__Written problem__:
Transcribe the listing in full, excluding any pictures.

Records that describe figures
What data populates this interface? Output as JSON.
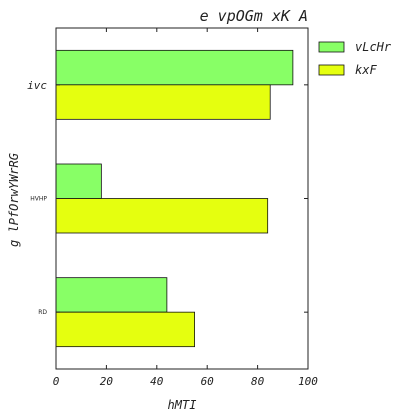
{
  "chart_data": {
    "type": "bar",
    "orientation": "horizontal",
    "title": "e vpOGm xK A",
    "xlabel": "hMTI",
    "ylabel": "g lPfOrwYWrRG",
    "xlim": [
      0,
      100
    ],
    "xticks": [
      "0",
      "20",
      "40",
      "60",
      "80",
      "100"
    ],
    "categories": [
      "ivc",
      "HVHP",
      "RD"
    ],
    "series": [
      {
        "name": "vLcHr",
        "color": "#88ff66",
        "values": [
          94,
          18,
          44
        ]
      },
      {
        "name": "kxF",
        "color": "#e5ff0f",
        "values": [
          85,
          84,
          55
        ]
      }
    ],
    "legend_position": "outside-top-right",
    "grid": false
  }
}
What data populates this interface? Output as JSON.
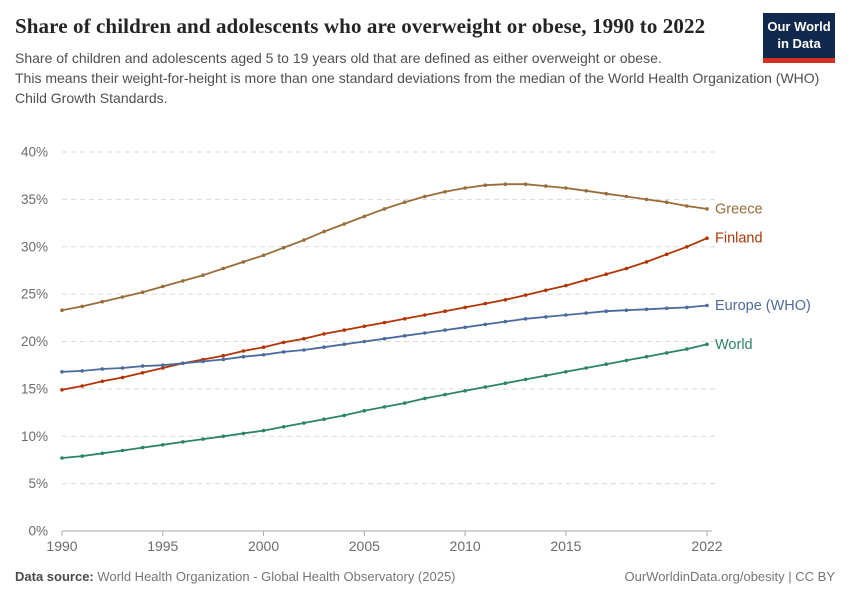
{
  "header": {
    "title": "Share of children and adolescents who are overweight or obese, 1990 to 2022",
    "logo": {
      "line1": "Our World",
      "line2": "in Data"
    }
  },
  "subtitle": {
    "line1": "Share of children and adolescents aged 5 to 19 years old that are defined as either overweight or obese.",
    "line2": "This means their weight-for-height is more than one standard deviations from the median of the World Health Organization (WHO) Child Growth Standards."
  },
  "footer": {
    "source_label": "Data source:",
    "source_text": " World Health Organization - Global Health Observatory (2025)",
    "credit": "OurWorldinData.org/obesity | CC BY"
  },
  "colors": {
    "title": "#242424",
    "subtitle": "#4f4f4f",
    "logo_bg": "#12294E",
    "logo_bar": "#D7301F",
    "grid": "#dadada",
    "axis": "#a8a8a8",
    "tick_text": "#6b6b6b"
  },
  "chart_data": {
    "type": "line",
    "title": "Share of children and adolescents who are overweight or obese, 1990 to 2022",
    "xlabel": "",
    "ylabel": "",
    "xlim": [
      1990,
      2022
    ],
    "ylim": [
      0,
      40
    ],
    "grid": "horizontal-dashed",
    "legend_position": "right-of-line-ends",
    "yticks": [
      0,
      5,
      10,
      15,
      20,
      25,
      30,
      35,
      40
    ],
    "ytick_suffix": "%",
    "xticks": [
      1990,
      1995,
      2000,
      2005,
      2010,
      2015,
      2022
    ],
    "x": [
      1990,
      1991,
      1992,
      1993,
      1994,
      1995,
      1996,
      1997,
      1998,
      1999,
      2000,
      2001,
      2002,
      2003,
      2004,
      2005,
      2006,
      2007,
      2008,
      2009,
      2010,
      2011,
      2012,
      2013,
      2014,
      2015,
      2016,
      2017,
      2018,
      2019,
      2020,
      2021,
      2022
    ],
    "series": [
      {
        "name": "Greece",
        "color": "#996D39",
        "values": [
          23.3,
          23.7,
          24.2,
          24.7,
          25.2,
          25.8,
          26.4,
          27.0,
          27.7,
          28.4,
          29.1,
          29.9,
          30.7,
          31.6,
          32.4,
          33.2,
          34.0,
          34.7,
          35.3,
          35.8,
          36.2,
          36.5,
          36.6,
          36.6,
          36.4,
          36.2,
          35.9,
          35.6,
          35.3,
          35.0,
          34.7,
          34.3,
          34.0
        ]
      },
      {
        "name": "Finland",
        "color": "#B13507",
        "values": [
          14.9,
          15.3,
          15.8,
          16.2,
          16.7,
          17.2,
          17.7,
          18.1,
          18.5,
          19.0,
          19.4,
          19.9,
          20.3,
          20.8,
          21.2,
          21.6,
          22.0,
          22.4,
          22.8,
          23.2,
          23.6,
          24.0,
          24.4,
          24.9,
          25.4,
          25.9,
          26.5,
          27.1,
          27.7,
          28.4,
          29.2,
          30.0,
          30.9
        ]
      },
      {
        "name": "Europe (WHO)",
        "color": "#4C6A9C",
        "values": [
          16.8,
          16.9,
          17.1,
          17.2,
          17.4,
          17.5,
          17.7,
          17.9,
          18.1,
          18.4,
          18.6,
          18.9,
          19.1,
          19.4,
          19.7,
          20.0,
          20.3,
          20.6,
          20.9,
          21.2,
          21.5,
          21.8,
          22.1,
          22.4,
          22.6,
          22.8,
          23.0,
          23.2,
          23.3,
          23.4,
          23.5,
          23.6,
          23.8
        ]
      },
      {
        "name": "World",
        "color": "#2C8465",
        "values": [
          7.7,
          7.9,
          8.2,
          8.5,
          8.8,
          9.1,
          9.4,
          9.7,
          10.0,
          10.3,
          10.6,
          11.0,
          11.4,
          11.8,
          12.2,
          12.7,
          13.1,
          13.5,
          14.0,
          14.4,
          14.8,
          15.2,
          15.6,
          16.0,
          16.4,
          16.8,
          17.2,
          17.6,
          18.0,
          18.4,
          18.8,
          19.2,
          19.7
        ]
      }
    ]
  }
}
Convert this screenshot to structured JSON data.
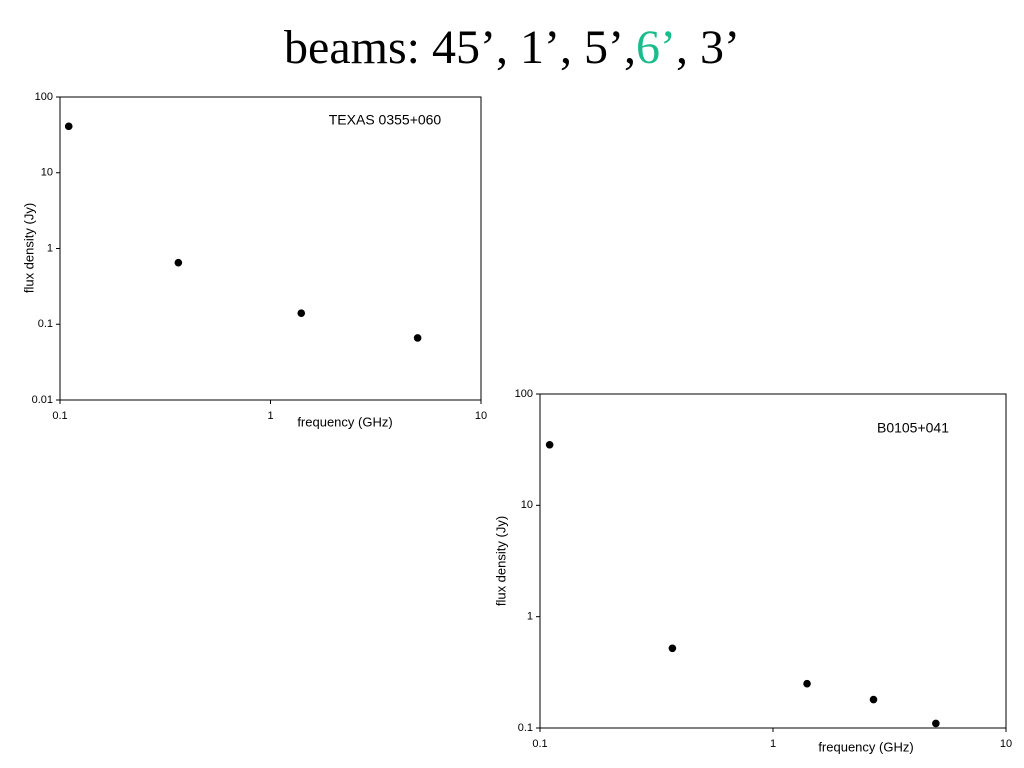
{
  "slide": {
    "title_parts": [
      {
        "text": "beams: 45’, 1’, 5’,",
        "color": "#000000"
      },
      {
        "text": "6’",
        "color": "#1abc8c"
      },
      {
        "text": ", 3’",
        "color": "#000000"
      }
    ]
  },
  "chart_data": [
    {
      "type": "scatter",
      "annotation": "TEXAS 0355+060",
      "x_label": "frequency (GHz)",
      "y_label": "flux density (Jy)",
      "x": [
        0.11,
        0.365,
        1.4,
        5.0
      ],
      "values": [
        41,
        0.65,
        0.14,
        0.066
      ],
      "color": "#000000",
      "log_x": true,
      "log_y": true,
      "xlim": [
        0.1,
        10
      ],
      "xticks": [
        0.1,
        1,
        10
      ],
      "ylim": [
        0.01,
        100
      ],
      "yticks": [
        0.01,
        0.1,
        1,
        10,
        100
      ]
    },
    {
      "type": "scatter",
      "annotation": "B0105+041",
      "x_label": "frequency (GHz)",
      "y_label": "flux density (Jy)",
      "x": [
        0.11,
        0.37,
        1.4,
        2.7,
        5.0
      ],
      "values": [
        35,
        0.52,
        0.25,
        0.18,
        0.11
      ],
      "color": "#000000",
      "log_x": true,
      "log_y": true,
      "xlim": [
        0.1,
        10
      ],
      "xticks": [
        0.1,
        1,
        10
      ],
      "ylim": [
        0.1,
        100
      ],
      "yticks": [
        0.1,
        1,
        10,
        100
      ]
    }
  ]
}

__Expected answer__:
What data populates this interface? Output as JSON.
{
  "chart_data": {
    "type": "bar",
    "orientation": "horizontal",
    "title": "e vpOGm xK A",
    "xlabel": "hMTI",
    "ylabel": "g lPfOrwYWrRG",
    "xlim": [
      0,
      100
    ],
    "xticks": [
      "0",
      "20",
      "40",
      "60",
      "80",
      "100"
    ],
    "categories": [
      "ivc",
      "HVHP",
      "RD"
    ],
    "series": [
      {
        "name": "vLcHr",
        "color": "#88ff66",
        "values": [
          94,
          18,
          44
        ]
      },
      {
        "name": "kxF",
        "color": "#e5ff0f",
        "values": [
          85,
          84,
          55
        ]
      }
    ],
    "legend_position": "outside-top-right",
    "grid": false
  }
}
What data populates this interface? Output as JSON.
{
  "header": {
    "title": "Share of children and adolescents who are overweight or obese, 1990 to 2022",
    "logo": {
      "line1": "Our World",
      "line2": "in Data"
    }
  },
  "subtitle": {
    "line1": "Share of children and adolescents aged 5 to 19 years old that are defined as either overweight or obese.",
    "line2": "This means their weight-for-height is more than one standard deviations from the median of the World Health Organization (WHO) Child Growth Standards."
  },
  "footer": {
    "source_label": "Data source:",
    "source_text": " World Health Organization - Global Health Observatory (2025)",
    "credit": "OurWorldinData.org/obesity | CC BY"
  },
  "colors": {
    "title": "#242424",
    "subtitle": "#4f4f4f",
    "logo_bg": "#12294E",
    "logo_bar": "#D7301F",
    "grid": "#dadada",
    "axis": "#a8a8a8",
    "tick_text": "#6b6b6b"
  },
  "chart_data": {
    "type": "line",
    "title": "Share of children and adolescents who are overweight or obese, 1990 to 2022",
    "xlabel": "",
    "ylabel": "",
    "xlim": [
      1990,
      2022
    ],
    "ylim": [
      0,
      40
    ],
    "grid": "horizontal-dashed",
    "legend_position": "right-of-line-ends",
    "yticks": [
      0,
      5,
      10,
      15,
      20,
      25,
      30,
      35,
      40
    ],
    "ytick_suffix": "%",
    "xticks": [
      1990,
      1995,
      2000,
      2005,
      2010,
      2015,
      2022
    ],
    "x": [
      1990,
      1991,
      1992,
      1993,
      1994,
      1995,
      1996,
      1997,
      1998,
      1999,
      2000,
      2001,
      2002,
      2003,
      2004,
      2005,
      2006,
      2007,
      2008,
      2009,
      2010,
      2011,
      2012,
      2013,
      2014,
      2015,
      2016,
      2017,
      2018,
      2019,
      2020,
      2021,
      2022
    ],
    "series": [
      {
        "name": "Greece",
        "color": "#996D39",
        "values": [
          23.3,
          23.7,
          24.2,
          24.7,
          25.2,
          25.8,
          26.4,
          27.0,
          27.7,
          28.4,
          29.1,
          29.9,
          30.7,
          31.6,
          32.4,
          33.2,
          34.0,
          34.7,
          35.3,
          35.8,
          36.2,
          36.5,
          36.6,
          36.6,
          36.4,
          36.2,
          35.9,
          35.6,
          35.3,
          35.0,
          34.7,
          34.3,
          34.0
        ]
      },
      {
        "name": "Finland",
        "color": "#B13507",
        "values": [
          14.9,
          15.3,
          15.8,
          16.2,
          16.7,
          17.2,
          17.7,
          18.1,
          18.5,
          19.0,
          19.4,
          19.9,
          20.3,
          20.8,
          21.2,
          21.6,
          22.0,
          22.4,
          22.8,
          23.2,
          23.6,
          24.0,
          24.4,
          24.9,
          25.4,
          25.9,
          26.5,
          27.1,
          27.7,
          28.4,
          29.2,
          30.0,
          30.9
        ]
      },
      {
        "name": "Europe (WHO)",
        "color": "#4C6A9C",
        "values": [
          16.8,
          16.9,
          17.1,
          17.2,
          17.4,
          17.5,
          17.7,
          17.9,
          18.1,
          18.4,
          18.6,
          18.9,
          19.1,
          19.4,
          19.7,
          20.0,
          20.3,
          20.6,
          20.9,
          21.2,
          21.5,
          21.8,
          22.1,
          22.4,
          22.6,
          22.8,
          23.0,
          23.2,
          23.3,
          23.4,
          23.5,
          23.6,
          23.8
        ]
      },
      {
        "name": "World",
        "color": "#2C8465",
        "values": [
          7.7,
          7.9,
          8.2,
          8.5,
          8.8,
          9.1,
          9.4,
          9.7,
          10.0,
          10.3,
          10.6,
          11.0,
          11.4,
          11.8,
          12.2,
          12.7,
          13.1,
          13.5,
          14.0,
          14.4,
          14.8,
          15.2,
          15.6,
          16.0,
          16.4,
          16.8,
          17.2,
          17.6,
          18.0,
          18.4,
          18.8,
          19.2,
          19.7
        ]
      }
    ]
  }
}
Convert this screenshot to structured JSON data.
{
  "slide": {
    "title_parts": [
      {
        "text": "beams: 45’, 1’, 5’,",
        "color": "#000000"
      },
      {
        "text": "6’",
        "color": "#1abc8c"
      },
      {
        "text": ", 3’",
        "color": "#000000"
      }
    ]
  },
  "chart_data": [
    {
      "type": "scatter",
      "annotation": "TEXAS 0355+060",
      "x_label": "frequency (GHz)",
      "y_label": "flux density (Jy)",
      "x": [
        0.11,
        0.365,
        1.4,
        5.0
      ],
      "values": [
        41,
        0.65,
        0.14,
        0.066
      ],
      "color": "#000000",
      "log_x": true,
      "log_y": true,
      "xlim": [
        0.1,
        10
      ],
      "xticks": [
        0.1,
        1,
        10
      ],
      "ylim": [
        0.01,
        100
      ],
      "yticks": [
        0.01,
        0.1,
        1,
        10,
        100
      ]
    },
    {
      "type": "scatter",
      "annotation": "B0105+041",
      "x_label": "frequency (GHz)",
      "y_label": "flux density (Jy)",
      "x": [
        0.11,
        0.37,
        1.4,
        2.7,
        5.0
      ],
      "values": [
        35,
        0.52,
        0.25,
        0.18,
        0.11
      ],
      "color": "#000000",
      "log_x": true,
      "log_y": true,
      "xlim": [
        0.1,
        10
      ],
      "xticks": [
        0.1,
        1,
        10
      ],
      "ylim": [
        0.1,
        100
      ],
      "yticks": [
        0.1,
        1,
        10,
        100
      ]
    }
  ]
}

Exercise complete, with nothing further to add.